#### Exercise task
Note each line where "complete" appears, and copy it.

(Records from a dataset)
──────

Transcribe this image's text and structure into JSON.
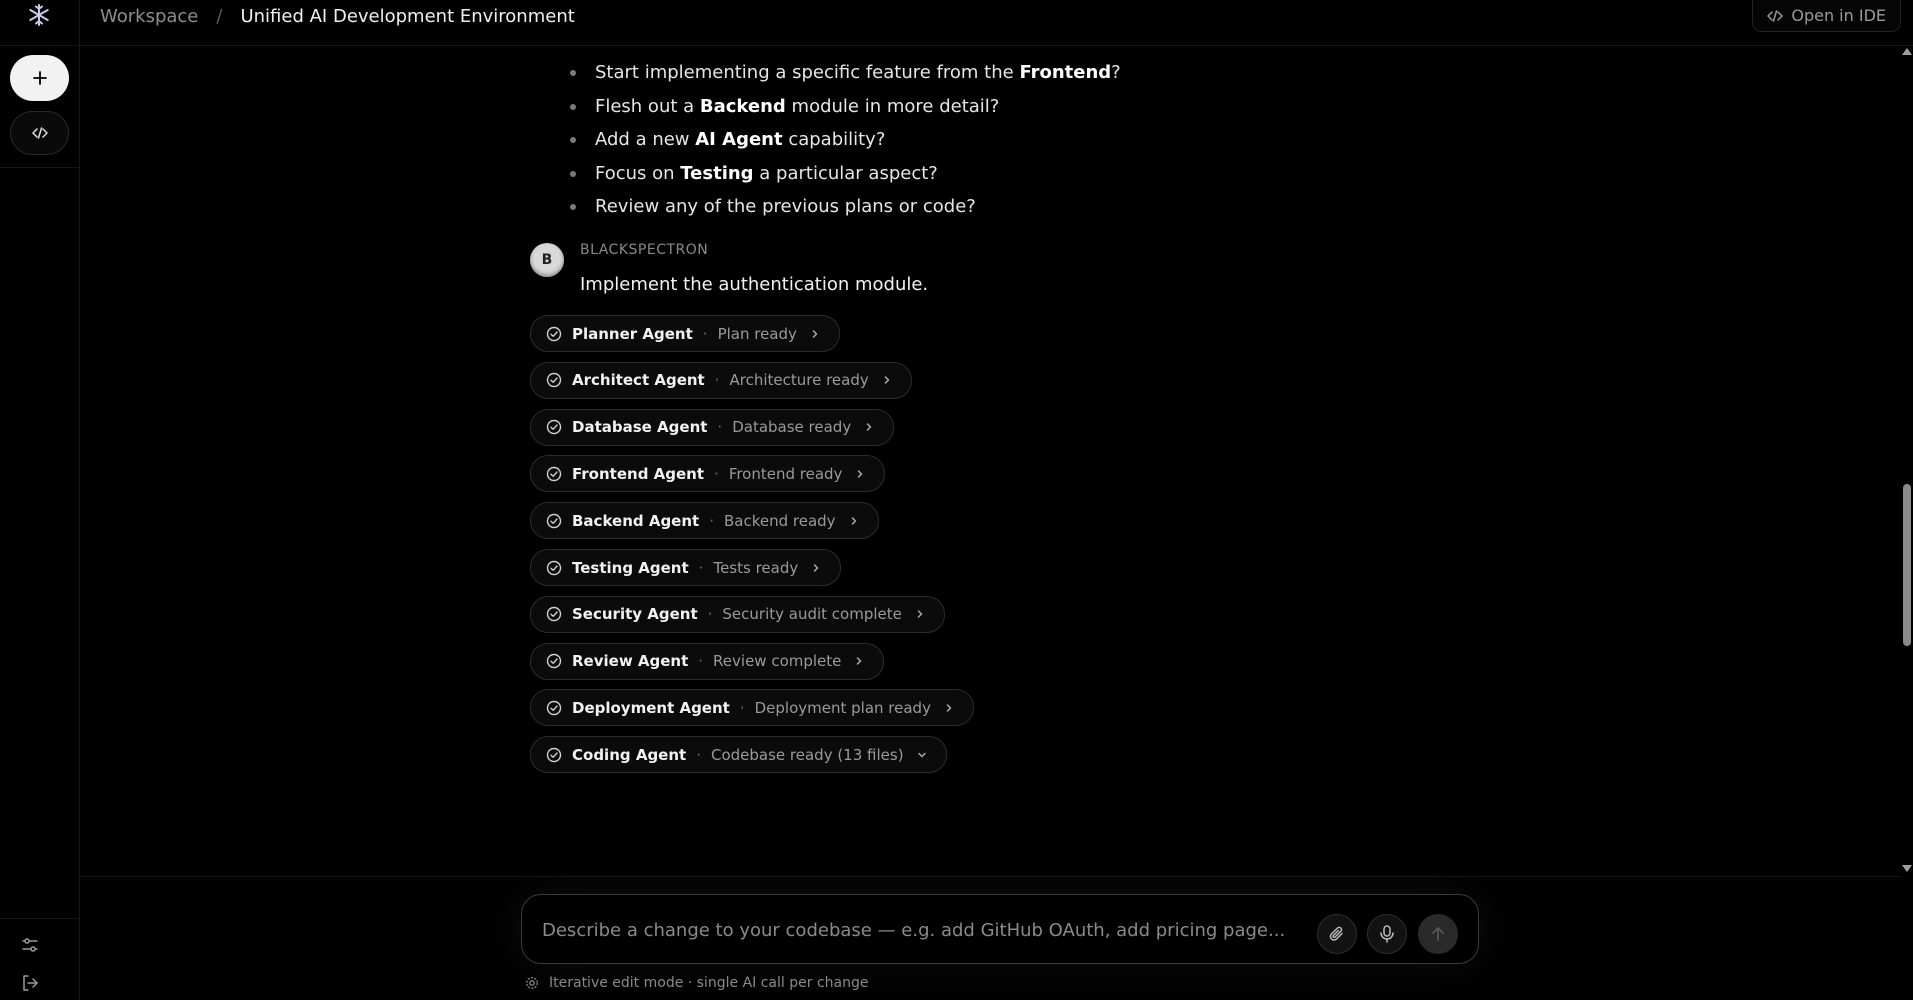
{
  "header": {
    "breadcrumb_root": "Workspace",
    "breadcrumb_separator": "/",
    "title": "Unified AI Development Environment",
    "open_ide_label": "Open in IDE"
  },
  "sidebar": {
    "new_button_label": "+",
    "code_button_icon": "code-icon",
    "bottom_icons": [
      "sliders-icon",
      "logout-icon"
    ]
  },
  "conversation": {
    "bullets": [
      {
        "pre": "Start implementing a specific feature from the ",
        "bold": "Frontend",
        "post": "?"
      },
      {
        "pre": "Flesh out a ",
        "bold": "Backend",
        "post": " module in more detail?"
      },
      {
        "pre": "Add a new ",
        "bold": "AI Agent",
        "post": " capability?"
      },
      {
        "pre": "Focus on ",
        "bold": "Testing",
        "post": " a particular aspect?"
      },
      {
        "pre": "Review any of the previous plans or code?",
        "bold": "",
        "post": ""
      }
    ],
    "user_message": {
      "avatar_letter": "B",
      "author": "BLACKSPECTRON",
      "text": "Implement the authentication module."
    },
    "agents": [
      {
        "name": "Planner Agent",
        "status": "Plan ready",
        "expanded": false
      },
      {
        "name": "Architect Agent",
        "status": "Architecture ready",
        "expanded": false
      },
      {
        "name": "Database Agent",
        "status": "Database ready",
        "expanded": false
      },
      {
        "name": "Frontend Agent",
        "status": "Frontend ready",
        "expanded": false
      },
      {
        "name": "Backend Agent",
        "status": "Backend ready",
        "expanded": false
      },
      {
        "name": "Testing Agent",
        "status": "Tests ready",
        "expanded": false
      },
      {
        "name": "Security Agent",
        "status": "Security audit complete",
        "expanded": false
      },
      {
        "name": "Review Agent",
        "status": "Review complete",
        "expanded": false
      },
      {
        "name": "Deployment Agent",
        "status": "Deployment plan ready",
        "expanded": false
      },
      {
        "name": "Coding Agent",
        "status": "Codebase ready (13 files)",
        "expanded": true
      }
    ],
    "agent_separator": "·"
  },
  "composer": {
    "placeholder": "Describe a change to your codebase — e.g. add GitHub OAuth, add pricing page...",
    "value": "",
    "hint": "Iterative edit mode · single AI call per change"
  },
  "colors": {
    "background": "#000000",
    "text": "#e8e8e8",
    "muted": "#8a8a8a",
    "border": "#2c2c2c"
  }
}
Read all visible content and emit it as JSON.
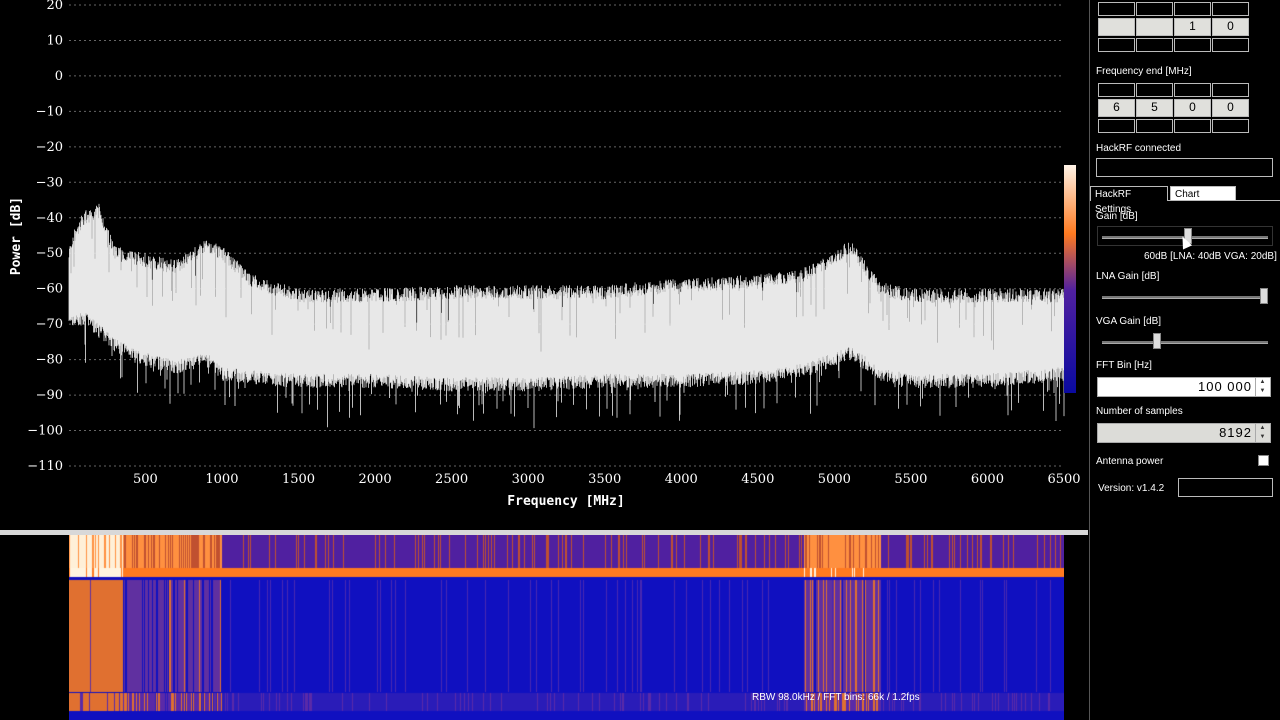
{
  "chart_data": {
    "type": "line",
    "title": "",
    "xlabel": "Frequency [MHz]",
    "ylabel": "Power [dB]",
    "xlim": [
      1,
      6500
    ],
    "ylim": [
      -110,
      20
    ],
    "x_ticks": [
      500,
      1000,
      1500,
      2000,
      2500,
      3000,
      3500,
      4000,
      4500,
      5000,
      5500,
      6000,
      6500
    ],
    "y_ticks": [
      20,
      10,
      0,
      -10,
      -20,
      -30,
      -40,
      -50,
      -60,
      -70,
      -80,
      -90,
      -100,
      -110
    ],
    "grid": true,
    "series": [
      {
        "x": [
          1,
          100,
          200,
          300,
          500,
          700,
          900,
          1000,
          1200,
          1500,
          2000,
          2500,
          3000,
          3500,
          4000,
          4500,
          4800,
          5000,
          5100,
          5300,
          5500,
          6000,
          6500
        ],
        "upper": [
          -48,
          -40,
          -38,
          -50,
          -52,
          -54,
          -48,
          -50,
          -58,
          -62,
          -62,
          -61,
          -61,
          -61,
          -59,
          -58,
          -56,
          -52,
          -48,
          -60,
          -62,
          -62,
          -62
        ],
        "lower": [
          -70,
          -68,
          -72,
          -76,
          -80,
          -82,
          -80,
          -84,
          -85,
          -86,
          -86,
          -87,
          -87,
          -86,
          -86,
          -85,
          -83,
          -80,
          -78,
          -84,
          -86,
          -86,
          -84
        ]
      }
    ],
    "colors": {
      "trace": "#e8e8e8",
      "grid": "#666666",
      "background": "#000000"
    }
  },
  "waterfall": {
    "status": "RBW 98.0kHz / FFT bins: 66k / 1.2fps",
    "colors": [
      "#1010b0",
      "#4020a0",
      "#c05030",
      "#ff8c30",
      "#fff0d0"
    ]
  },
  "panel": {
    "freq_start_digits": [
      "",
      "",
      "1",
      "0"
    ],
    "freq_end_label": "Frequency end [MHz]",
    "freq_end_digits": [
      "6",
      "5",
      "0",
      "0"
    ],
    "hackrf_connected_label": "HackRF connected",
    "tabs": {
      "settings": "HackRF Settings",
      "chart": "Chart options"
    },
    "gain_label": "Gain [dB]",
    "gain_value": 60,
    "gain_readout": "60dB  [LNA: 40dB  VGA: 20dB]",
    "lna_label": "LNA Gain [dB]",
    "lna_value": 40,
    "vga_label": "VGA Gain [dB]",
    "vga_value": 20,
    "fft_label": "FFT Bin [Hz]",
    "fft_value": "100 000",
    "samples_label": "Number of samples",
    "samples_value": "8192",
    "antenna_label": "Antenna power",
    "version_label": "Version: v1.4.2"
  }
}
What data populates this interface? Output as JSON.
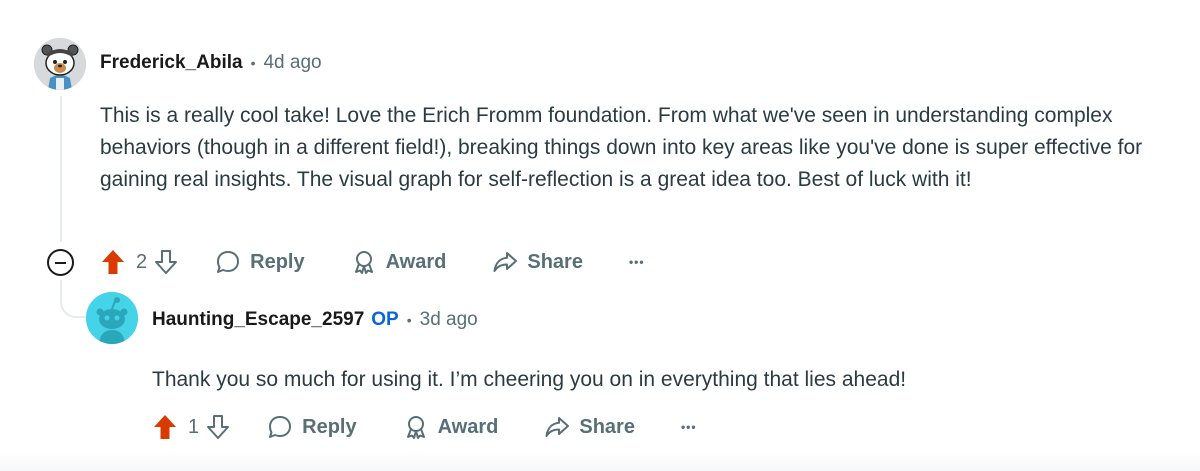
{
  "comments": [
    {
      "username": "Frederick_Abila",
      "separator": "•",
      "timestamp": "4d ago",
      "body": "This is a really cool take! Love the Erich Fromm foundation. From what we've seen in understanding complex behaviors (though in a different field!), breaking things down into key areas like you've done is super effective for gaining real insights. The visual graph for self-reflection is a great idea too. Best of luck with it!",
      "votes": "2",
      "actions": {
        "reply": "Reply",
        "award": "Award",
        "share": "Share",
        "more": "•••"
      }
    },
    {
      "username": "Haunting_Escape_2597",
      "badge": "OP",
      "separator": "•",
      "timestamp": "3d ago",
      "body": "Thank you so much for using it. I’m cheering you on in everything that lies ahead!",
      "votes": "1",
      "actions": {
        "reply": "Reply",
        "award": "Award",
        "share": "Share",
        "more": "•••"
      }
    }
  ],
  "colors": {
    "upvote_active": "#d93a00",
    "op_badge": "#0a66d8",
    "muted_text": "#576f76",
    "thread_line": "#e5ebee",
    "avatar_reply_bg": "#45d4e7"
  }
}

──────

#### Exercise response
        "status": "Security audit complete",
        "status": "Review complete",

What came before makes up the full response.